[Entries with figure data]
======

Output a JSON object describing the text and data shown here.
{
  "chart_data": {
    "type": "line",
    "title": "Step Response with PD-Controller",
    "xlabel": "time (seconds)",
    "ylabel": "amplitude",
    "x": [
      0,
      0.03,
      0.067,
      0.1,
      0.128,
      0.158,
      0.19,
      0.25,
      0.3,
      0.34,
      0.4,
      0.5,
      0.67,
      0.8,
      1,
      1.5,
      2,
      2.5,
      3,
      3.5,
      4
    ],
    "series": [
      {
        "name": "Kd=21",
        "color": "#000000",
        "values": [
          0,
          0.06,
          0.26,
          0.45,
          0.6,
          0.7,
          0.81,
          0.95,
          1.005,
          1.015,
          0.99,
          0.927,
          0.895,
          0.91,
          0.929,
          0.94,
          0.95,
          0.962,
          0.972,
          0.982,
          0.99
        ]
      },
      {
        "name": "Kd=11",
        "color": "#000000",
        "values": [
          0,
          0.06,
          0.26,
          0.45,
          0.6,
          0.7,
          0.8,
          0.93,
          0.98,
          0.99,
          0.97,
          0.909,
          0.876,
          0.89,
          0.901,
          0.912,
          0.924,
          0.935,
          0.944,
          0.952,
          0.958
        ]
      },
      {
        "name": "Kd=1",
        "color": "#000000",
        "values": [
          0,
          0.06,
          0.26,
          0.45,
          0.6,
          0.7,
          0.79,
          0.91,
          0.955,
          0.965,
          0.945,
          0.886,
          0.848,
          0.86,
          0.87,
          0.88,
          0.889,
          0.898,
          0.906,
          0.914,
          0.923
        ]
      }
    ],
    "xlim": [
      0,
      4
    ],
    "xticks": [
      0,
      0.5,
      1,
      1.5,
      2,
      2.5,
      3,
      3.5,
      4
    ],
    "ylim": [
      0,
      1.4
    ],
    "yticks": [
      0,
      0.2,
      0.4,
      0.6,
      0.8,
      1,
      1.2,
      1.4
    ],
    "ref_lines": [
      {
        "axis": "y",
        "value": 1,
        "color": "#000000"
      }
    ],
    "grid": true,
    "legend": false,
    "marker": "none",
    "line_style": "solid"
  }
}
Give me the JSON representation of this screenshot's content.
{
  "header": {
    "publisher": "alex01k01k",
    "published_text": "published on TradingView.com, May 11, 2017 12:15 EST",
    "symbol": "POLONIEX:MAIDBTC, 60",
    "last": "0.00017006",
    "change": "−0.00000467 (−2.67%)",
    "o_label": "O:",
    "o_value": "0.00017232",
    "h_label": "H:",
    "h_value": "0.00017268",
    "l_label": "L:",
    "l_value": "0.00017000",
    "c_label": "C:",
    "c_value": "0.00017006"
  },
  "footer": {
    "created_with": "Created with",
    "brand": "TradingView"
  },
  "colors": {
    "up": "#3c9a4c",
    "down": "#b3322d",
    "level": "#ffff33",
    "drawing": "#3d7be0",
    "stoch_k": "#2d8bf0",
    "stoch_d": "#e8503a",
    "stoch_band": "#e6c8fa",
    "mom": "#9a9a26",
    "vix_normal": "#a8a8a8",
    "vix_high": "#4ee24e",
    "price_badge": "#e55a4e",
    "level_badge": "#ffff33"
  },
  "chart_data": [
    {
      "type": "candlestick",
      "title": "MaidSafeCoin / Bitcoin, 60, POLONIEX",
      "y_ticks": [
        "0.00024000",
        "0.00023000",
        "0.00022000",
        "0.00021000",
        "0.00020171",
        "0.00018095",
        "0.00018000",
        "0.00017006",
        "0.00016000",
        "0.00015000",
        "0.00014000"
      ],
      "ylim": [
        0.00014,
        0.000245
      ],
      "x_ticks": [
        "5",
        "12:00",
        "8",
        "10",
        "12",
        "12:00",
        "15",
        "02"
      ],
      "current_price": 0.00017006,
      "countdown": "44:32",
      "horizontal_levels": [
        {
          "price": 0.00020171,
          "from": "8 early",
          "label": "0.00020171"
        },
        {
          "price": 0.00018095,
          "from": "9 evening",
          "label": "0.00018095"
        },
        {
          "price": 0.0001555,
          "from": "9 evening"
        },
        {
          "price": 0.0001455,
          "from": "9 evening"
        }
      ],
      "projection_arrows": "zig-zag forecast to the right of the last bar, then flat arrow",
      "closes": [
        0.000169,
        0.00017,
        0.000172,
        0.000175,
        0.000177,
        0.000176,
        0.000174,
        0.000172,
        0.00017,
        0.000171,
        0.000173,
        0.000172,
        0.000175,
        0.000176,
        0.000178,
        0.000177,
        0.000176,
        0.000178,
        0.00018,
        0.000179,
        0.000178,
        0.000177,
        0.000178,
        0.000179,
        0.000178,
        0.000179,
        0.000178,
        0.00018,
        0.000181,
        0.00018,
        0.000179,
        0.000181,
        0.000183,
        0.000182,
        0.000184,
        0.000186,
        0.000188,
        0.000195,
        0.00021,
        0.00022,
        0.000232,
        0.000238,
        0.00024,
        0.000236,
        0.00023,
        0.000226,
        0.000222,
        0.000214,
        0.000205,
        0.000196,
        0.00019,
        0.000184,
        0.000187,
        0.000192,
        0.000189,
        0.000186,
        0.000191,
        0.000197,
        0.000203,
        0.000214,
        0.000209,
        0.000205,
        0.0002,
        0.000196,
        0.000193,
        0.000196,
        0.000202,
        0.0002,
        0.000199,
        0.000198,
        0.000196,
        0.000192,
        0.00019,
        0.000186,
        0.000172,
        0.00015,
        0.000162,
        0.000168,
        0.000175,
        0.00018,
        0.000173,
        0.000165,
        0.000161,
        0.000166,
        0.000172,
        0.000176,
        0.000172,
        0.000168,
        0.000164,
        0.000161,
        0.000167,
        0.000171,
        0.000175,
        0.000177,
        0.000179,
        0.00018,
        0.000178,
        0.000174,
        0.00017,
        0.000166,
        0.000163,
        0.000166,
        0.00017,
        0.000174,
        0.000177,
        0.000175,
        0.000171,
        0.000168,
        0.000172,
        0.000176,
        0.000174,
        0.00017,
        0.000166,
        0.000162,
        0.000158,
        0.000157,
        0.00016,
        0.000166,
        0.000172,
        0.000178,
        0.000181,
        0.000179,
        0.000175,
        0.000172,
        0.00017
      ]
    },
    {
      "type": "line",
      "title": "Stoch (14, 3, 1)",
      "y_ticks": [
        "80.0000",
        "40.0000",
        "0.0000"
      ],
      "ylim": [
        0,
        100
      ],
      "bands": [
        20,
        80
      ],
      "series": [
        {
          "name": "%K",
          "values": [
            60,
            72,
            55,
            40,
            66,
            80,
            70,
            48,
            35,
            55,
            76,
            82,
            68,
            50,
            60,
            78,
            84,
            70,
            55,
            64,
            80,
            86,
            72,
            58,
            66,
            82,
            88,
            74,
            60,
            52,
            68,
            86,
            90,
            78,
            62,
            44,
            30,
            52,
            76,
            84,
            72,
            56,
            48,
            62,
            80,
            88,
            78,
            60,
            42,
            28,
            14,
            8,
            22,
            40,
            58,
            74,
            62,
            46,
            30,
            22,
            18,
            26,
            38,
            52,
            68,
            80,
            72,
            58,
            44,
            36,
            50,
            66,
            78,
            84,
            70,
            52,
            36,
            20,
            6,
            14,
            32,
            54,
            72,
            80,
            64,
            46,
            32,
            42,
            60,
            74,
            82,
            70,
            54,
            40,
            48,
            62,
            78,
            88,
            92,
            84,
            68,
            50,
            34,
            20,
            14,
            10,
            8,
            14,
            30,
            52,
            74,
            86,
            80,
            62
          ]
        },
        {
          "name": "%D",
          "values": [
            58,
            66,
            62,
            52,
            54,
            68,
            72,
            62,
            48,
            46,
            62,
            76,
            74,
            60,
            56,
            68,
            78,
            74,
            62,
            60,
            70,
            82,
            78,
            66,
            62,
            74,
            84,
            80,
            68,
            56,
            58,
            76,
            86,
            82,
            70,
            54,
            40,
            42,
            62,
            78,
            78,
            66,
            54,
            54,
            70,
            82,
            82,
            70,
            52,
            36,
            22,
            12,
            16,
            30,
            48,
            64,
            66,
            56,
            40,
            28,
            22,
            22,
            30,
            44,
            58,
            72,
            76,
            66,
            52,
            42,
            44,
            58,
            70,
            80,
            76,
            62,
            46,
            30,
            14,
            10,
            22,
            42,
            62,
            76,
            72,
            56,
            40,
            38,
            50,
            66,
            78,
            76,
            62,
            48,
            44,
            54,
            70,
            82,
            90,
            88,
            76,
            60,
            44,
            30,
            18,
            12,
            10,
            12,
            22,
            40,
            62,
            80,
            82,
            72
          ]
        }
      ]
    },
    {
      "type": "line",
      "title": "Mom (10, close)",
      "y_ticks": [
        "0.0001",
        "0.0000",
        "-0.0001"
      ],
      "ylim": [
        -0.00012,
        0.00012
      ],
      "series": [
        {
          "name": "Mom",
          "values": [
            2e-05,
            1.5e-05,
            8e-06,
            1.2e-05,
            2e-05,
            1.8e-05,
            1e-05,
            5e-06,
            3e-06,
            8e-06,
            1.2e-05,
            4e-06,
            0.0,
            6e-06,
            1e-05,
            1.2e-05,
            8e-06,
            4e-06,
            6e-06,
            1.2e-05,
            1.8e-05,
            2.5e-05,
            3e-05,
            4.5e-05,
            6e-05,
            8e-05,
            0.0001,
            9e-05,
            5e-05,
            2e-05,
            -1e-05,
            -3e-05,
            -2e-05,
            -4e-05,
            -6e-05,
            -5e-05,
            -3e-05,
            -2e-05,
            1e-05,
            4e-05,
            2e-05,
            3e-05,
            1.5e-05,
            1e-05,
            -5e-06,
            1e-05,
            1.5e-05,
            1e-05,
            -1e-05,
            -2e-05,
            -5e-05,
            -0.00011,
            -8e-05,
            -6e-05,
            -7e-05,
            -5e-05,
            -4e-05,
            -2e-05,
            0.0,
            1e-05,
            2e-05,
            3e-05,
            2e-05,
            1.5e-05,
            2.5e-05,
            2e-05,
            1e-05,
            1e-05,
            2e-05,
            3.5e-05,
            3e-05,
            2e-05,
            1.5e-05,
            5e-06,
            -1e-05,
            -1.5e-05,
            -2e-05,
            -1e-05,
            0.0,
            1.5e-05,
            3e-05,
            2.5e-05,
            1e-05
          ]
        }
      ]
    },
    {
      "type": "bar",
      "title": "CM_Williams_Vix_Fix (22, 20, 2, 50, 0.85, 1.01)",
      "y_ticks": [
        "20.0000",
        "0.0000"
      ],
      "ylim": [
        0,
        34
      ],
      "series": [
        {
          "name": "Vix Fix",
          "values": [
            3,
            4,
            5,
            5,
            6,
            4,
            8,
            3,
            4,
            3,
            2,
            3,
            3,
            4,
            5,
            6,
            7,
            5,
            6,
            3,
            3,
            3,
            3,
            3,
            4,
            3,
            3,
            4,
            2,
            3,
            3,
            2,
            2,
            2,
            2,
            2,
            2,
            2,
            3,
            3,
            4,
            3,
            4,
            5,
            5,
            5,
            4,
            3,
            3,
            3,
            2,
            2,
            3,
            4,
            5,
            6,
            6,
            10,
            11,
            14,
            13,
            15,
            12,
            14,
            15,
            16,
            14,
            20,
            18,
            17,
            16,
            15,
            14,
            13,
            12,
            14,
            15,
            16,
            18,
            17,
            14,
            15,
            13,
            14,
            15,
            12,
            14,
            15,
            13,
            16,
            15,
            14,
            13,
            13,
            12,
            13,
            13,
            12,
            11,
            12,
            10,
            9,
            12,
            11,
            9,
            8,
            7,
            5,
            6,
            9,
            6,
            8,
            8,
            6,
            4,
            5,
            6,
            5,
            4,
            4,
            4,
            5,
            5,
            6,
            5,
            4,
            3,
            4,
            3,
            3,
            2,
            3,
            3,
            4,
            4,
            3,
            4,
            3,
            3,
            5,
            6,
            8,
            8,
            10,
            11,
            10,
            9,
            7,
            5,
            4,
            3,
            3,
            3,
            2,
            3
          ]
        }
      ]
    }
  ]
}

======

**WHAT THIS TASK INVOLVES**:
Which lines hold the word "title"? Return all of them from the records above.

**RESULT OF THIS TASK**:
    "title": "Step Response with PD-Controller",
      "title": "MaidSafeCoin / Bitcoin, 60, POLONIEX",
      "title": "Stoch (14, 3, 1)",
      "title": "Mom (10, close)",
      "title": "CM_Williams_Vix_Fix (22, 20, 2, 50, 0.85, 1.01)",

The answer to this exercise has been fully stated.